▶ _Work required_: Provide an exact transcription of all the records.

▶ _Input data_:
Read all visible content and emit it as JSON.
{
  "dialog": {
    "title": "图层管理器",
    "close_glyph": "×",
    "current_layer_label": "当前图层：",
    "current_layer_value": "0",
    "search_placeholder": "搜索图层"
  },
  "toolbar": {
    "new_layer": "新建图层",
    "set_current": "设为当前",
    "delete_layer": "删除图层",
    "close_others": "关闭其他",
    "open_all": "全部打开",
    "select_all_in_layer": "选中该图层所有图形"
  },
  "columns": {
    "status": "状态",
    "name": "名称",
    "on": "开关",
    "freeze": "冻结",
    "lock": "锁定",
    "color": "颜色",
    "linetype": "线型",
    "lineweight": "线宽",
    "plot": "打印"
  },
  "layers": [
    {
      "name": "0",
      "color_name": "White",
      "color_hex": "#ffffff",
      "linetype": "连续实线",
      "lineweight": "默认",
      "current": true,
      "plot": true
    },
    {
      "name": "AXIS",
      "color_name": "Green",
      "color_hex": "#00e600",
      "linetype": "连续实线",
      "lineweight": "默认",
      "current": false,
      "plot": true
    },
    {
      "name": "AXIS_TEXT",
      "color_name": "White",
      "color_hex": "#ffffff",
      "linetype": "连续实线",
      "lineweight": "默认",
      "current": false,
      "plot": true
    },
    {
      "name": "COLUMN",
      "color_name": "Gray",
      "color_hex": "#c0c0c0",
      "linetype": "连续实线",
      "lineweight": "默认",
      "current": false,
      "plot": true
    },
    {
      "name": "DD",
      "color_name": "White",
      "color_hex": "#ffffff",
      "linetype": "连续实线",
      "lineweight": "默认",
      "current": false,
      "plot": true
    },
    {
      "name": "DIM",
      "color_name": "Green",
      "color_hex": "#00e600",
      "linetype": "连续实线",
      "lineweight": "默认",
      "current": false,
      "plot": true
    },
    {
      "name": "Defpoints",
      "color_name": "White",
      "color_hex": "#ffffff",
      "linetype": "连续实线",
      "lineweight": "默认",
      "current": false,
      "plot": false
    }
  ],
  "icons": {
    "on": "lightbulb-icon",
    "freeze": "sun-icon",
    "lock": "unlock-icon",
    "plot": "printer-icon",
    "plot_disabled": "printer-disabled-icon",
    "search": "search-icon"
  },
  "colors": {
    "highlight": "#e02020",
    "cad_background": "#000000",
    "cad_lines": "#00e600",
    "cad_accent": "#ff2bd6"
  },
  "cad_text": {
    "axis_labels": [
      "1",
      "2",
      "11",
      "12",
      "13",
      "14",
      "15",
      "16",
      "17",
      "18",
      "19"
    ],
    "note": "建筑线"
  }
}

▶ _Result for this task_:
Read all visible content and emit it as JSON.
{
  "dialog": {
    "title": "图层管理器",
    "close_glyph": "×",
    "current_layer_label": "当前图层：",
    "current_layer_value": "0",
    "search_placeholder": "搜索图层"
  },
  "toolbar": {
    "new_layer": "新建图层",
    "set_current": "设为当前",
    "delete_layer": "删除图层",
    "close_others": "关闭其他",
    "open_all": "全部打开",
    "select_all_in_layer": "选中该图层所有图形"
  },
  "columns": {
    "status": "状态",
    "name": "名称",
    "on": "开关",
    "freeze": "冻结",
    "lock": "锁定",
    "color": "颜色",
    "linetype": "线型",
    "lineweight": "线宽",
    "plot": "打印"
  },
  "layers": [
    {
      "name": "0",
      "color_name": "White",
      "color_hex": "#ffffff",
      "linetype": "连续实线",
      "lineweight": "默认",
      "current": true,
      "plot": true
    },
    {
      "name": "AXIS",
      "color_name": "Green",
      "color_hex": "#00e600",
      "linetype": "连续实线",
      "lineweight": "默认",
      "current": false,
      "plot": true
    },
    {
      "name": "AXIS_TEXT",
      "color_name": "White",
      "color_hex": "#ffffff",
      "linetype": "连续实线",
      "lineweight": "默认",
      "current": false,
      "plot": true
    },
    {
      "name": "COLUMN",
      "color_name": "Gray",
      "color_hex": "#c0c0c0",
      "linetype": "连续实线",
      "lineweight": "默认",
      "current": false,
      "plot": true
    },
    {
      "name": "DD",
      "color_name": "White",
      "color_hex": "#ffffff",
      "linetype": "连续实线",
      "lineweight": "默认",
      "current": false,
      "plot": true
    },
    {
      "name": "DIM",
      "color_name": "Green",
      "color_hex": "#00e600",
      "linetype": "连续实线",
      "lineweight": "默认",
      "current": false,
      "plot": true
    },
    {
      "name": "Defpoints",
      "color_name": "White",
      "color_hex": "#ffffff",
      "linetype": "连续实线",
      "lineweight": "默认",
      "current": false,
      "plot": false
    }
  ],
  "icons": {
    "on": "lightbulb-icon",
    "freeze": "sun-icon",
    "lock": "unlock-icon",
    "plot": "printer-icon",
    "plot_disabled": "printer-disabled-icon",
    "search": "search-icon"
  },
  "colors": {
    "highlight": "#e02020",
    "cad_background": "#000000",
    "cad_lines": "#00e600",
    "cad_accent": "#ff2bd6"
  },
  "cad_text": {
    "axis_labels": [
      "1",
      "2",
      "11",
      "12",
      "13",
      "14",
      "15",
      "16",
      "17",
      "18",
      "19"
    ],
    "note": "建筑线"
  }
}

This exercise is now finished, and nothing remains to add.